### AIM
Find each line with the string "Phylogenetic" and report it.

### DATA EXTRACT

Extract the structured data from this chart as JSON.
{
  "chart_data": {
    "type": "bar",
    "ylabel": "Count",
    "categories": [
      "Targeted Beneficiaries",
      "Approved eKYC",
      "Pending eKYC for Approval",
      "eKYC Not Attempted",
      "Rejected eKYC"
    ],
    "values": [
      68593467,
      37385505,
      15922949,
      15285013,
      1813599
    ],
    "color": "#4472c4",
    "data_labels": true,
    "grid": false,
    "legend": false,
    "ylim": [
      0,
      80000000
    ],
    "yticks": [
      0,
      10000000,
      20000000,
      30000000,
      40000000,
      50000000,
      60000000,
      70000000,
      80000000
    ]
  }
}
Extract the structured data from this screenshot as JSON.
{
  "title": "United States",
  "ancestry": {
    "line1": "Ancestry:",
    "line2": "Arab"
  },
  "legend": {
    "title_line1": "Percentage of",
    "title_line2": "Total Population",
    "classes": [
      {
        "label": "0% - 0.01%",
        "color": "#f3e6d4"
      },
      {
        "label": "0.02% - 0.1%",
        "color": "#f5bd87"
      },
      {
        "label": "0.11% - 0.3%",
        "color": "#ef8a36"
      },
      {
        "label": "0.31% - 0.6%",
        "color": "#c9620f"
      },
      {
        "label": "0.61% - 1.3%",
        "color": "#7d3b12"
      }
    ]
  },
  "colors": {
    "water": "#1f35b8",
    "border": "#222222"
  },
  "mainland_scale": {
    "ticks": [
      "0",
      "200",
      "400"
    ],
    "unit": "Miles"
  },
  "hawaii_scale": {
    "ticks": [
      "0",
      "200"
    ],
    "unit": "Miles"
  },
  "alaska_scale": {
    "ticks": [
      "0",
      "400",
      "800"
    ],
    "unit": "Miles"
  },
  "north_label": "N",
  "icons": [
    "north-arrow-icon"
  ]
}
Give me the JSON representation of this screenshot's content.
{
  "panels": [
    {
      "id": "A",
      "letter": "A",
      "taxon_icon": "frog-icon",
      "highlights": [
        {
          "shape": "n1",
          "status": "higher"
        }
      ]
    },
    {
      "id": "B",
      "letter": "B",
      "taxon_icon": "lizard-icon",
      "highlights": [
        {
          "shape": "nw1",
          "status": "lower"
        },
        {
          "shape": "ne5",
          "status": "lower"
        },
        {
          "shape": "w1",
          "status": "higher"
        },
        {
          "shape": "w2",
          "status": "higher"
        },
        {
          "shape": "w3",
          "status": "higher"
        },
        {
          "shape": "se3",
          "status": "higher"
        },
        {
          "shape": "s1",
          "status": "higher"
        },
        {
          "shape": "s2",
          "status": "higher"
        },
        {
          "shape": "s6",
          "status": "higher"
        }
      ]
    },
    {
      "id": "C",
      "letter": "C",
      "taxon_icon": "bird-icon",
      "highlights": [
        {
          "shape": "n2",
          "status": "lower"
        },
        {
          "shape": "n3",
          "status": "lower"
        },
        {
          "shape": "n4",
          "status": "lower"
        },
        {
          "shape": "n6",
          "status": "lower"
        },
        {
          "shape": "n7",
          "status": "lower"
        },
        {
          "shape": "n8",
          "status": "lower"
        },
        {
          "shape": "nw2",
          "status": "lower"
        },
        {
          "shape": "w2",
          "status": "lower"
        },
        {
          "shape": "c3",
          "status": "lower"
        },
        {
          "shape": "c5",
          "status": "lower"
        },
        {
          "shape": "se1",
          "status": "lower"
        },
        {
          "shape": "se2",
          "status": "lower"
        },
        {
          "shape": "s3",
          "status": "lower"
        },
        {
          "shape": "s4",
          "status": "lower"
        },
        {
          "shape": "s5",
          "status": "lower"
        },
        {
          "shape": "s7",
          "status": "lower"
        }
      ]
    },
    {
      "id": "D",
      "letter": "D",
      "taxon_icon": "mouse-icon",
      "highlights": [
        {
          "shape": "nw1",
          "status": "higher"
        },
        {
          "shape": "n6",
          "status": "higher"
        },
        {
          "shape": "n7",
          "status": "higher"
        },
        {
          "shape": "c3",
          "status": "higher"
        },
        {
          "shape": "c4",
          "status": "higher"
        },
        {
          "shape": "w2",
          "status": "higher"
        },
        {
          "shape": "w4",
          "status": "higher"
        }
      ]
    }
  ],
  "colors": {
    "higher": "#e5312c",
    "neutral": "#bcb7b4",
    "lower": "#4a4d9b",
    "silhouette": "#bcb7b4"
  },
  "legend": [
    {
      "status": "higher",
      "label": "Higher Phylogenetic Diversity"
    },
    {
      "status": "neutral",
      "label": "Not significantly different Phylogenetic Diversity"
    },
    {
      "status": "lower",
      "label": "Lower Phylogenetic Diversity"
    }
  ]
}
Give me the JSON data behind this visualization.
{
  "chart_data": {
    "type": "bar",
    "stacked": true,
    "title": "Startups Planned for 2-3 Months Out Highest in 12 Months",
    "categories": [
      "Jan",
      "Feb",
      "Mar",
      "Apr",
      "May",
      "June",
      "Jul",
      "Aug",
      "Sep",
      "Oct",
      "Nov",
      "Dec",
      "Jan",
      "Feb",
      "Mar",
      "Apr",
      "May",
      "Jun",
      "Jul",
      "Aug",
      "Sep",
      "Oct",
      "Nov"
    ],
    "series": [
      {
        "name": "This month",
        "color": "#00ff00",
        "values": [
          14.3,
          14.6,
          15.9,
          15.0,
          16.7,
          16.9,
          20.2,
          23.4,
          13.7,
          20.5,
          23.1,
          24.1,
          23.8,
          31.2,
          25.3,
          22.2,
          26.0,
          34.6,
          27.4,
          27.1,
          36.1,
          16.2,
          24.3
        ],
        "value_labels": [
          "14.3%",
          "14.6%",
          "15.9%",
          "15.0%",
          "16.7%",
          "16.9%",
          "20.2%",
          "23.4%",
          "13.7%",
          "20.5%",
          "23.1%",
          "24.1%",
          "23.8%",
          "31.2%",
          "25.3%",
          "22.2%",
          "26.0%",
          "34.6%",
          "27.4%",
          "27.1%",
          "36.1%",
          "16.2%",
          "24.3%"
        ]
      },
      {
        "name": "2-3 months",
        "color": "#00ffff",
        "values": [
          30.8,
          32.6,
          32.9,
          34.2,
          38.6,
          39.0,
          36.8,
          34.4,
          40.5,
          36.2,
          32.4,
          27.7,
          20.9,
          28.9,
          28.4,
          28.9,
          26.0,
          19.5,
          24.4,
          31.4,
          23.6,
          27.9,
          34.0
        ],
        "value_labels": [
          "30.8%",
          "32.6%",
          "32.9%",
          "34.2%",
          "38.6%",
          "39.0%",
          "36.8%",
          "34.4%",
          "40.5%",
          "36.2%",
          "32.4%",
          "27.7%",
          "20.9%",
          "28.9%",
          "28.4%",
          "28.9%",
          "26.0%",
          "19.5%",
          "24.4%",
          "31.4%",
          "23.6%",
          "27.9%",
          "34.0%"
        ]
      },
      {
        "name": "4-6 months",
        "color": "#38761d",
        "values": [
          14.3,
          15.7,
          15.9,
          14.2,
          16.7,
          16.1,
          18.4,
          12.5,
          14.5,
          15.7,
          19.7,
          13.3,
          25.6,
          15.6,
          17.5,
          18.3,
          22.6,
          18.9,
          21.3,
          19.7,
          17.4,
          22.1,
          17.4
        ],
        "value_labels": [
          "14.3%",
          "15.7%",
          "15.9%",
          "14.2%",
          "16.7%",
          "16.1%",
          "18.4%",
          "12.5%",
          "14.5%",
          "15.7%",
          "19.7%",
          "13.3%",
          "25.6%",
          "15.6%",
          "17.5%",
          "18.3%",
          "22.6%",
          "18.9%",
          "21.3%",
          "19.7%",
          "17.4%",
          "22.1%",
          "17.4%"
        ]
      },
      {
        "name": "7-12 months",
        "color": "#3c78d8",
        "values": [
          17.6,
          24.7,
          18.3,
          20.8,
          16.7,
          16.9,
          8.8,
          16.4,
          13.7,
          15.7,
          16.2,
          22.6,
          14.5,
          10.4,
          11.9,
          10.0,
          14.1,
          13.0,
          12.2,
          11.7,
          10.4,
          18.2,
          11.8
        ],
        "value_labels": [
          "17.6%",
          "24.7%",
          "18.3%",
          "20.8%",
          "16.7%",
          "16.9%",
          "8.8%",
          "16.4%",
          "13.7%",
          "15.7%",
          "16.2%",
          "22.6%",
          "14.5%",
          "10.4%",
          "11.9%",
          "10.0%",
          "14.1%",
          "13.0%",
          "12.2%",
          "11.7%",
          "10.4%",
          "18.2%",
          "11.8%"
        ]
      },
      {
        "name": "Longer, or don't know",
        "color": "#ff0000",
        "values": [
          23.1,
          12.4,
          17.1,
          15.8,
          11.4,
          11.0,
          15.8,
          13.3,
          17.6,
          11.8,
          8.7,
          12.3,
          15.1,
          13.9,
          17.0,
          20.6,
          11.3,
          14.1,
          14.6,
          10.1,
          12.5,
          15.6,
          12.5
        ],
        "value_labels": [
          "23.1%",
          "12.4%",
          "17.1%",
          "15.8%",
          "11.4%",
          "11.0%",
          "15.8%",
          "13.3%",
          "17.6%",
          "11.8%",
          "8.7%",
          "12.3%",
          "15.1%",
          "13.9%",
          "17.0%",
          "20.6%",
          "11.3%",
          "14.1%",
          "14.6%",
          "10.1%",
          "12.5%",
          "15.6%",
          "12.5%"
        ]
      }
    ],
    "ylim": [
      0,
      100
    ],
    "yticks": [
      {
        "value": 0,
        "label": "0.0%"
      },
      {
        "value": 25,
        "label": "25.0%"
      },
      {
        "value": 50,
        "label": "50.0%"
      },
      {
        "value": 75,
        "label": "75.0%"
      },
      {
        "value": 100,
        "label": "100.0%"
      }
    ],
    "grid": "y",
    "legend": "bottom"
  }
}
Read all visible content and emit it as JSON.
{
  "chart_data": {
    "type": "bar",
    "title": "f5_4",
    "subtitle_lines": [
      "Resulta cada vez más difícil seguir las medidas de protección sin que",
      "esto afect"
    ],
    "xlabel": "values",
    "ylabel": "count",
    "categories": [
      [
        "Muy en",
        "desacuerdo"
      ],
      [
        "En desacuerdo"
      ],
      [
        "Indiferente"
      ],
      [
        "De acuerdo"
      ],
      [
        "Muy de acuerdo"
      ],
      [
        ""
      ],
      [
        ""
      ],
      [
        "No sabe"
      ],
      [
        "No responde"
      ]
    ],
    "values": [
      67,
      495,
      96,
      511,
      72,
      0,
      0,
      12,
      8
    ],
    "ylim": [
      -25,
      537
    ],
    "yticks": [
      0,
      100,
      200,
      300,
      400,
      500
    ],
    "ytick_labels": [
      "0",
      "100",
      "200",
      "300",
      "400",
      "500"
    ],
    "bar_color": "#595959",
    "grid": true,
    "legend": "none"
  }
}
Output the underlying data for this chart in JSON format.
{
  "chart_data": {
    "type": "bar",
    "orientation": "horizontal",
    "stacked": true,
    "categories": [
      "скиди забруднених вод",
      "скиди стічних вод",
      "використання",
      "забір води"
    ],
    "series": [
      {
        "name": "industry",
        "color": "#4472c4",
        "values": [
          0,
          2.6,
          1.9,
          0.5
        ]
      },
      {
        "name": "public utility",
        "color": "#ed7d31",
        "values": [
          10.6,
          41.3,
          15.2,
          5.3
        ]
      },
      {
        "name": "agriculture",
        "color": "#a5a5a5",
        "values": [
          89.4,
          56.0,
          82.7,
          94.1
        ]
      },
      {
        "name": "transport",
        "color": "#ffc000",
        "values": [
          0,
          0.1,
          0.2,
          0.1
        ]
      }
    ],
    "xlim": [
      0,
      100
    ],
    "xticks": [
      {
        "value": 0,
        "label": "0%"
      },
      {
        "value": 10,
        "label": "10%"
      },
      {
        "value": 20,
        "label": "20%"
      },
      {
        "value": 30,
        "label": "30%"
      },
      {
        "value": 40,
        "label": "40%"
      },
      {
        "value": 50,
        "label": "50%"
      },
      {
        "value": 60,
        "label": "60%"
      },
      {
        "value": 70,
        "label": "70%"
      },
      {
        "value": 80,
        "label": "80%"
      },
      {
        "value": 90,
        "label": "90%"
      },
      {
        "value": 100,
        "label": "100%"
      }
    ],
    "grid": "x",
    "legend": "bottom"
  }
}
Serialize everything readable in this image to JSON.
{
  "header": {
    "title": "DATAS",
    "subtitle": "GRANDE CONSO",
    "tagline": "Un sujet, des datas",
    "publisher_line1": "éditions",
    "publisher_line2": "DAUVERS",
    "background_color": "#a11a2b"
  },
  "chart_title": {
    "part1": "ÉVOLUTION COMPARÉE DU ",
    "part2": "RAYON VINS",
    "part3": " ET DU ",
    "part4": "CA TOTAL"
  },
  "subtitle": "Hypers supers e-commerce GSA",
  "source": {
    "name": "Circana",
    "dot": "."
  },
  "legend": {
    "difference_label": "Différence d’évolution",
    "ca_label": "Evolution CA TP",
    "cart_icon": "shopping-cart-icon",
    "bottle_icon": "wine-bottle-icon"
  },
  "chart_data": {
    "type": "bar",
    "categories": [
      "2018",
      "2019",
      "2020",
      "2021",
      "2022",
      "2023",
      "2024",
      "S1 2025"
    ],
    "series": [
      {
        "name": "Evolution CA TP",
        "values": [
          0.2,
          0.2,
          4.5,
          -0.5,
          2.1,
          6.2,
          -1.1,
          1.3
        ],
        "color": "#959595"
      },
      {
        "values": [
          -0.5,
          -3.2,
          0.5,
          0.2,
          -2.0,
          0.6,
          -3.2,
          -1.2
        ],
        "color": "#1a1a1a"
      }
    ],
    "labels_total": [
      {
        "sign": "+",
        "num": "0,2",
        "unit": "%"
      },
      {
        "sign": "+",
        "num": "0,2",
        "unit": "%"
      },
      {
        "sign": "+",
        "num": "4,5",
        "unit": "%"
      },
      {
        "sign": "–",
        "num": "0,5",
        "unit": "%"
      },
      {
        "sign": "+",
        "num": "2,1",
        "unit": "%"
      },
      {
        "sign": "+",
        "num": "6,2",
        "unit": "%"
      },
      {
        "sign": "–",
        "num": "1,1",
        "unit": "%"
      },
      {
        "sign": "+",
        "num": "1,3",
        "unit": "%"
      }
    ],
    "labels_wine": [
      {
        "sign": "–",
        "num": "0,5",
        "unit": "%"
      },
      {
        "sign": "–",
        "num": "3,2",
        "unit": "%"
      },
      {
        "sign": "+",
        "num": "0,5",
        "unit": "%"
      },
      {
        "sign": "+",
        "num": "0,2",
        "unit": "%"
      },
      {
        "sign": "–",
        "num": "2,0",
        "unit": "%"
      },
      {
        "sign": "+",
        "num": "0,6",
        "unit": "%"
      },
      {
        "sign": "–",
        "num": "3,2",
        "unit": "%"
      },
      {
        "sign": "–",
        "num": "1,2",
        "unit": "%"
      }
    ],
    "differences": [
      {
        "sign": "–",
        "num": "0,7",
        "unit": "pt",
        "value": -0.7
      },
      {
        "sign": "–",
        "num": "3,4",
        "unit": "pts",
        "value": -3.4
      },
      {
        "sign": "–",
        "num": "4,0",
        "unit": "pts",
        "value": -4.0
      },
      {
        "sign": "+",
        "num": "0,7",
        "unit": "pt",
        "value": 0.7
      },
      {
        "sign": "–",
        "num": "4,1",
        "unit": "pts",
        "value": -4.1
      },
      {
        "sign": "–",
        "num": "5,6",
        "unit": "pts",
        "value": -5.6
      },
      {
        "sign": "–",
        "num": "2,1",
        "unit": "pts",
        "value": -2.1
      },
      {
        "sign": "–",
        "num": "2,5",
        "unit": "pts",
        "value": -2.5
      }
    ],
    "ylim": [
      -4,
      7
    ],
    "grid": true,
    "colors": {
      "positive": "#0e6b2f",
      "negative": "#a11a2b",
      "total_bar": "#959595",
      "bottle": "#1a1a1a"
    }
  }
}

### EXERCISE OUTPUT
      "label": "Higher Phylogenetic Diversity"
      "label": "Not significantly different Phylogenetic Diversity"
      "label": "Lower Phylogenetic Diversity"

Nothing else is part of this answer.